• [Goal]:
Say how many lines of the listing below contain "this", giving the number and nothing else.

Stored entries
-------
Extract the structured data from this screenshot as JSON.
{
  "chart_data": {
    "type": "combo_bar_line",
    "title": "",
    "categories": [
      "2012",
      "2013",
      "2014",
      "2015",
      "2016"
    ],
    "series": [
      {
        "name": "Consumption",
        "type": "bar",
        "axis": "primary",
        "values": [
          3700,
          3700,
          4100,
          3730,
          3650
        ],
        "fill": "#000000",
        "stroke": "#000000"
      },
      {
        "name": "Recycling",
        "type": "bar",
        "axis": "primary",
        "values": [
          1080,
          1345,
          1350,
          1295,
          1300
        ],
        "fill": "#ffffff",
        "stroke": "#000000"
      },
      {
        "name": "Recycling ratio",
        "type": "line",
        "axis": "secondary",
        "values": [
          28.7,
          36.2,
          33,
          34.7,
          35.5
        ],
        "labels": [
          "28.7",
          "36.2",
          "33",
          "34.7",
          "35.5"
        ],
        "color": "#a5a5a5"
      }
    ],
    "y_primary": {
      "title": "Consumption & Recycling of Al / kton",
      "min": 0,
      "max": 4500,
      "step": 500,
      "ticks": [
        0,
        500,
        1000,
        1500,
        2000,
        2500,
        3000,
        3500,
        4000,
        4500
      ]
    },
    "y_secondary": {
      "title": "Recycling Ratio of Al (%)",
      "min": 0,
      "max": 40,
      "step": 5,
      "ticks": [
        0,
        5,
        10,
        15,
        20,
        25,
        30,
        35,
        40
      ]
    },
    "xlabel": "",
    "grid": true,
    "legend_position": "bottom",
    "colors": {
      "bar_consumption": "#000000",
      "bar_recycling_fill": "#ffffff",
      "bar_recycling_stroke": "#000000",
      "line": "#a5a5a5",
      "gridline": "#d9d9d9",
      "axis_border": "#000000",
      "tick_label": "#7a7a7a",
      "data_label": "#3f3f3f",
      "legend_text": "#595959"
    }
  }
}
-------
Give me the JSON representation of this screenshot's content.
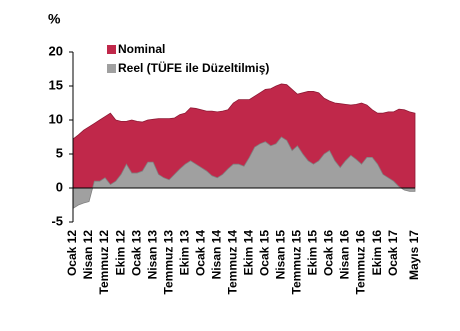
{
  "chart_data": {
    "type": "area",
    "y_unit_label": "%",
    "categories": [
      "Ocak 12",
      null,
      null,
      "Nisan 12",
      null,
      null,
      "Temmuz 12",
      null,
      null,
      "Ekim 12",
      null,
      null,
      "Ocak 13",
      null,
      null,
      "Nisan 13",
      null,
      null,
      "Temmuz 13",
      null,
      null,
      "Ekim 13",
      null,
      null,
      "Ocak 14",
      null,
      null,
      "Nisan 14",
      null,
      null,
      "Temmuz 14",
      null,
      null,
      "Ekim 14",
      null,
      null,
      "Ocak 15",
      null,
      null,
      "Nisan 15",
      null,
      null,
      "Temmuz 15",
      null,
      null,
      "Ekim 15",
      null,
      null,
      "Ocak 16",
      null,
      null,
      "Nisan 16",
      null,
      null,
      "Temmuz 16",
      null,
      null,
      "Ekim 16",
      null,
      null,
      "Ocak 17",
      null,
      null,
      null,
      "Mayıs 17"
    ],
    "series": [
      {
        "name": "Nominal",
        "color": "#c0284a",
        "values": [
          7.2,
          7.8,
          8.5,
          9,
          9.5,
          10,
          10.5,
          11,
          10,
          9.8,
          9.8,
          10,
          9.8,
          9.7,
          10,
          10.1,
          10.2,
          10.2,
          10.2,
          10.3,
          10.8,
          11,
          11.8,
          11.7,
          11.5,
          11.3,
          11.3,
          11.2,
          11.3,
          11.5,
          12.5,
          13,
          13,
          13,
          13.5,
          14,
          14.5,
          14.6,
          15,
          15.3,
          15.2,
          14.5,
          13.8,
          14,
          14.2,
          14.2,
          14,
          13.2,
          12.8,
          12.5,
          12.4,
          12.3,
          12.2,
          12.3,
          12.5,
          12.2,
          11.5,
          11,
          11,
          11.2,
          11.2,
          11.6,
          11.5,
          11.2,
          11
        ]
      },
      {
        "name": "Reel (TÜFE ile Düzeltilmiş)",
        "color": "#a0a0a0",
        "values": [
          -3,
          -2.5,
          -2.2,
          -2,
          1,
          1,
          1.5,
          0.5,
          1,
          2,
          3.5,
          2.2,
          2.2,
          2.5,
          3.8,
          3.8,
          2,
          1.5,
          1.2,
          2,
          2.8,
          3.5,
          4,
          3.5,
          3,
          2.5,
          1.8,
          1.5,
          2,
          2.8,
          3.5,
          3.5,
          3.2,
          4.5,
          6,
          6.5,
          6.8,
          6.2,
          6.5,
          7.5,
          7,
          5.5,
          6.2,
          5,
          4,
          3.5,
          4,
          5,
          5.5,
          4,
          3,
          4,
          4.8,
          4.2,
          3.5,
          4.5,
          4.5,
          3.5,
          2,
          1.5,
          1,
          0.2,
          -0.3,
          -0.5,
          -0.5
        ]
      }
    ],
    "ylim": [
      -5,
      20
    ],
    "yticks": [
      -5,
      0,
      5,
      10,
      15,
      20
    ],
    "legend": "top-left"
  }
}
-------
• [Solution]:
2